■ **REQUIREMENTS**
Output every record word for word.

■ **RECORDS TO PROCESS**
※ ※ ※

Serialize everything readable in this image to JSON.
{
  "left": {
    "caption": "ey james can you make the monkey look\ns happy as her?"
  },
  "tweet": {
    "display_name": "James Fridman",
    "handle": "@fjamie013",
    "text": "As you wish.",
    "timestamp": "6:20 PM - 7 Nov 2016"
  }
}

※ ※ ※

■ **EXPECTED OUTPUT**
Serialize everything readable in this image to JSON.
{
  "left": {
    "caption": "ey james can you make the monkey look\ns happy as her?"
  },
  "tweet": {
    "display_name": "James Fridman",
    "handle": "@fjamie013",
    "text": "As you wish.",
    "timestamp": "6:20 PM - 7 Nov 2016"
  }
}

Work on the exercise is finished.